_TO BE DONE_
Retype every entry word for word.

:: THE DATA

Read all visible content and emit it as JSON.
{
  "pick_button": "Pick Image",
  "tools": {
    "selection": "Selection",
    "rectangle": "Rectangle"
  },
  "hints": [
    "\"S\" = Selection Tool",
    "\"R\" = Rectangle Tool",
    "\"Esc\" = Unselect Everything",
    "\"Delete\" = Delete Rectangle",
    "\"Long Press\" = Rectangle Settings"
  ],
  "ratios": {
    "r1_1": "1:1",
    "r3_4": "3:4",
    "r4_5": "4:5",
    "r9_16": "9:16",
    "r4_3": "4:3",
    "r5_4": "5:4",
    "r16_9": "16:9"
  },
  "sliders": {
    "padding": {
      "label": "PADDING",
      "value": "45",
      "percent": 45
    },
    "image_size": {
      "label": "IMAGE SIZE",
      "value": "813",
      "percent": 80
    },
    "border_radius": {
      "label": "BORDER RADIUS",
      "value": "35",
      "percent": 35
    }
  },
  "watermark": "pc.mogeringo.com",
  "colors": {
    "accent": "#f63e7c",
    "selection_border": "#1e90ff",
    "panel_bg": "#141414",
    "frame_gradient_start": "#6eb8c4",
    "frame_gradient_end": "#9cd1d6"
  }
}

::::

_PROBLEM SOLUTION_
Read all visible content and emit it as JSON.
{
  "pick_button": "Pick Image",
  "tools": {
    "selection": "Selection",
    "rectangle": "Rectangle"
  },
  "hints": [
    "\"S\" = Selection Tool",
    "\"R\" = Rectangle Tool",
    "\"Esc\" = Unselect Everything",
    "\"Delete\" = Delete Rectangle",
    "\"Long Press\" = Rectangle Settings"
  ],
  "ratios": {
    "r1_1": "1:1",
    "r3_4": "3:4",
    "r4_5": "4:5",
    "r9_16": "9:16",
    "r4_3": "4:3",
    "r5_4": "5:4",
    "r16_9": "16:9"
  },
  "sliders": {
    "padding": {
      "label": "PADDING",
      "value": "45",
      "percent": 45
    },
    "image_size": {
      "label": "IMAGE SIZE",
      "value": "813",
      "percent": 80
    },
    "border_radius": {
      "label": "BORDER RADIUS",
      "value": "35",
      "percent": 35
    }
  },
  "watermark": "pc.mogeringo.com",
  "colors": {
    "accent": "#f63e7c",
    "selection_border": "#1e90ff",
    "panel_bg": "#141414",
    "frame_gradient_start": "#6eb8c4",
    "frame_gradient_end": "#9cd1d6"
  }
}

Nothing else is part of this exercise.